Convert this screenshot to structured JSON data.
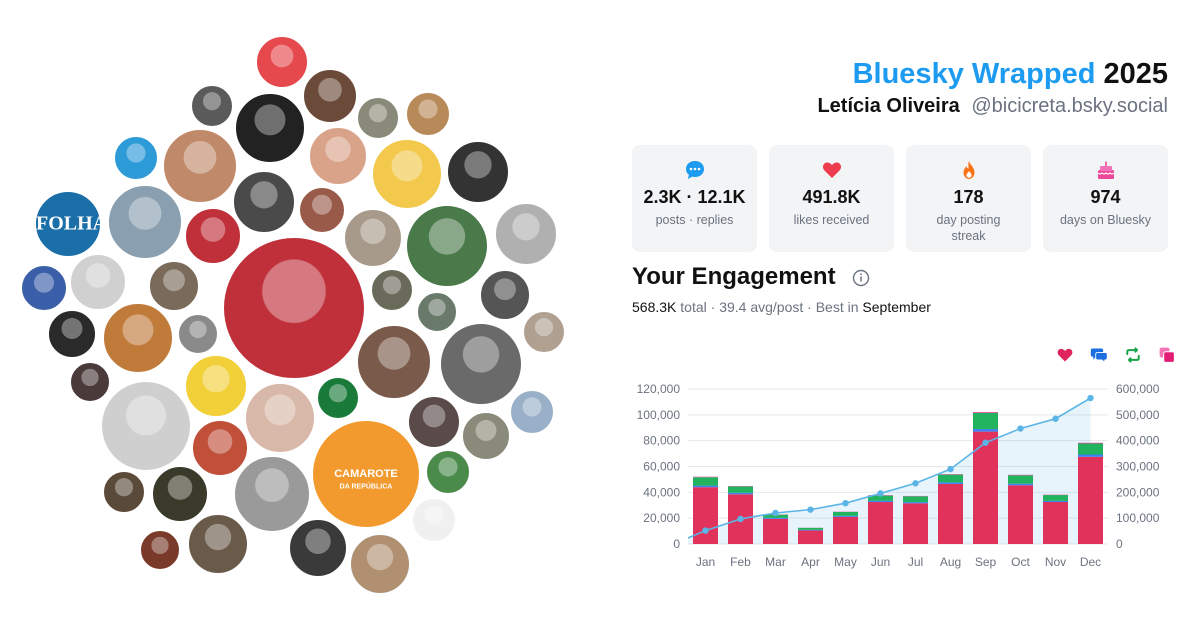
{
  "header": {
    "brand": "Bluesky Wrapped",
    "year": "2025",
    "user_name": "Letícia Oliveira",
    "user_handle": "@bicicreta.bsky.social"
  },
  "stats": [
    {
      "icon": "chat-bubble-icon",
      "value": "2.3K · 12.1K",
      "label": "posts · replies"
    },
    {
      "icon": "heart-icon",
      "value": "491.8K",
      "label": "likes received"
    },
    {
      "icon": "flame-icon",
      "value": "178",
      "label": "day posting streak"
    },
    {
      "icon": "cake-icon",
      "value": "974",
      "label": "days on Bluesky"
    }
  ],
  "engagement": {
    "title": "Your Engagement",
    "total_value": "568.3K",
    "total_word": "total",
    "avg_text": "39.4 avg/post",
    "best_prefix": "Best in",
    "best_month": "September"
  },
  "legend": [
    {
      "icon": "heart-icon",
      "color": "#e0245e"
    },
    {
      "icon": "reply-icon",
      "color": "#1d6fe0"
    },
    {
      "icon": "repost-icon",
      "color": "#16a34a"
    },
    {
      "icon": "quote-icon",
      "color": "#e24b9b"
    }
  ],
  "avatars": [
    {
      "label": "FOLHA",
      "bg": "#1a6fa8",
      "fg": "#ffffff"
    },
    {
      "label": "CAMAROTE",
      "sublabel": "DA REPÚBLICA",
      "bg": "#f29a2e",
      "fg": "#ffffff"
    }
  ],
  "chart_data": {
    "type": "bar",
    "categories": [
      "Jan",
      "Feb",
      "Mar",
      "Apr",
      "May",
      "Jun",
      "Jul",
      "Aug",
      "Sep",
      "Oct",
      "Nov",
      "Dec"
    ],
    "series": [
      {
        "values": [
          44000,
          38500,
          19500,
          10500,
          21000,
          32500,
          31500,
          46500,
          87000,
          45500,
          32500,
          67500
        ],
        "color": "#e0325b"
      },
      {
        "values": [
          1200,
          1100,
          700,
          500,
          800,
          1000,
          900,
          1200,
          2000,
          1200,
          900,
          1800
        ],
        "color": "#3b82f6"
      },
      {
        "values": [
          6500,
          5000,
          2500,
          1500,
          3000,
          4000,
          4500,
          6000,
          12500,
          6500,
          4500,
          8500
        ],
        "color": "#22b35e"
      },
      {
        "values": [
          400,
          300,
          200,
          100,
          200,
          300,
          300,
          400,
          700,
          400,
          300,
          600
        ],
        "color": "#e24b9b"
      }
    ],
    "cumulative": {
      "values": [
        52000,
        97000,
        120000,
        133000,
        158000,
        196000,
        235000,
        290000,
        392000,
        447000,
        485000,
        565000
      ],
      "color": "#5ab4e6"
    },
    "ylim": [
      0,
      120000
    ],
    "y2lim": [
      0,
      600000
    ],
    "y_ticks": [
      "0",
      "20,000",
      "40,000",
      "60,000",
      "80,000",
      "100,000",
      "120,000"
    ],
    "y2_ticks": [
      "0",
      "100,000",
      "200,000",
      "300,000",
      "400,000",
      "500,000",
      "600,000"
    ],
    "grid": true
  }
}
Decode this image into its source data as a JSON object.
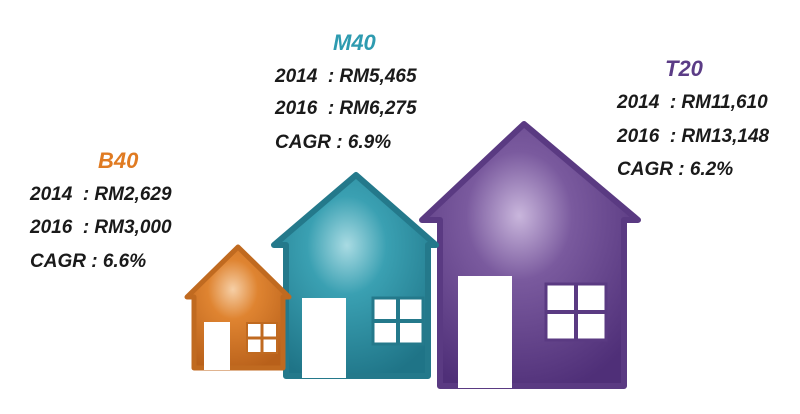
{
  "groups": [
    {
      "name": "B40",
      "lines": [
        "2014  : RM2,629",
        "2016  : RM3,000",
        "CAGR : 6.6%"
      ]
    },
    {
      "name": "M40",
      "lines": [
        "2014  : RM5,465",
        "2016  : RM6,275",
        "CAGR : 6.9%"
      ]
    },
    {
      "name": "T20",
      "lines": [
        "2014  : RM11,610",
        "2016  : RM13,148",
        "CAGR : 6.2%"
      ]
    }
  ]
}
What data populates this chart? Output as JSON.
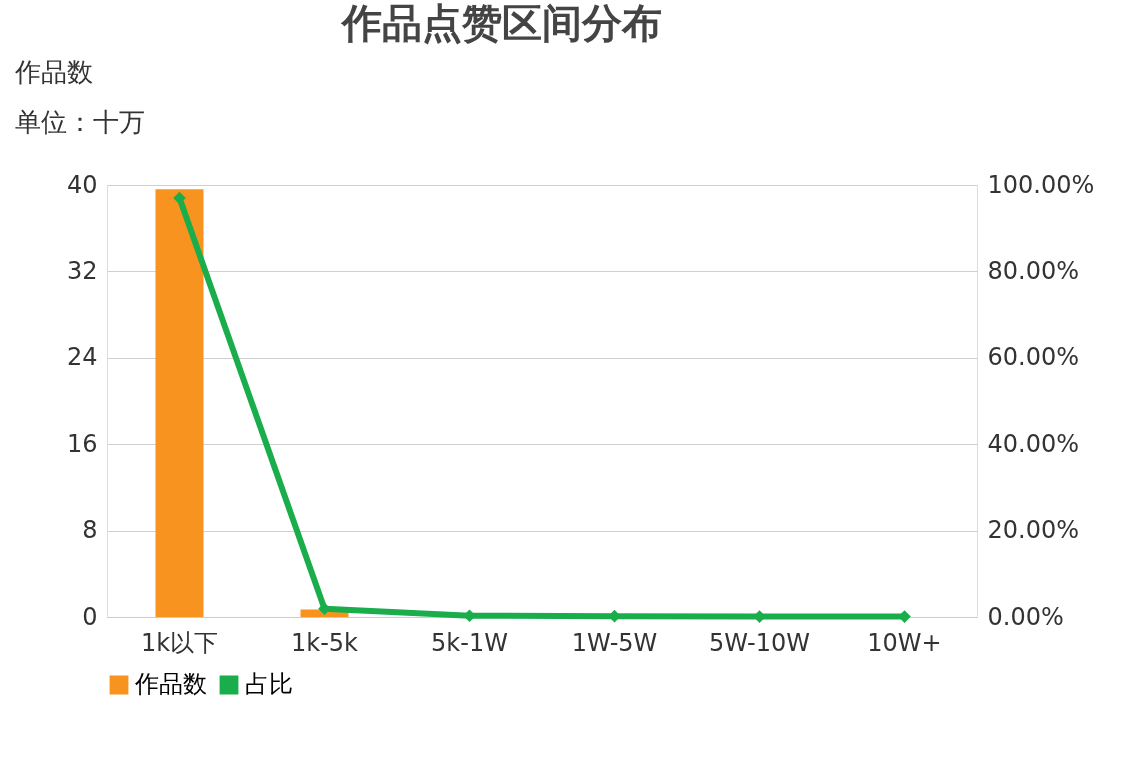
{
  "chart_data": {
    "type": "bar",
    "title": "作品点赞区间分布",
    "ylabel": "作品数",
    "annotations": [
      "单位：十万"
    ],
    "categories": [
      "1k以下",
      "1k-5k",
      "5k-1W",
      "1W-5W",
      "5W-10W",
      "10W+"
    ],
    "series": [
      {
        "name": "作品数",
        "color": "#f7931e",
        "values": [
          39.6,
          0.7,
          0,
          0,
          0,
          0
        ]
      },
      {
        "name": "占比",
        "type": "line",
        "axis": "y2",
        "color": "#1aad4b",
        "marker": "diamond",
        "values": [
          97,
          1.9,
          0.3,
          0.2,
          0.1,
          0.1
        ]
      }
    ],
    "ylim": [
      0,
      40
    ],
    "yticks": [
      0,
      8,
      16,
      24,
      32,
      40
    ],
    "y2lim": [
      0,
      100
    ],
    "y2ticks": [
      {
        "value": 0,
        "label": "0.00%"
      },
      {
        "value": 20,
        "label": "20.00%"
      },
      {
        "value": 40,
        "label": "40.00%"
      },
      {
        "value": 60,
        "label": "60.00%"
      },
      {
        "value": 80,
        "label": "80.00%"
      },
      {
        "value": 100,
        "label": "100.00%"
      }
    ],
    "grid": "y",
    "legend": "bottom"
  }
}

□ □ □ □ □

**Exercise task**:
Determine how many lines include the word "icon" and report that number by itself.

**Output below**:
8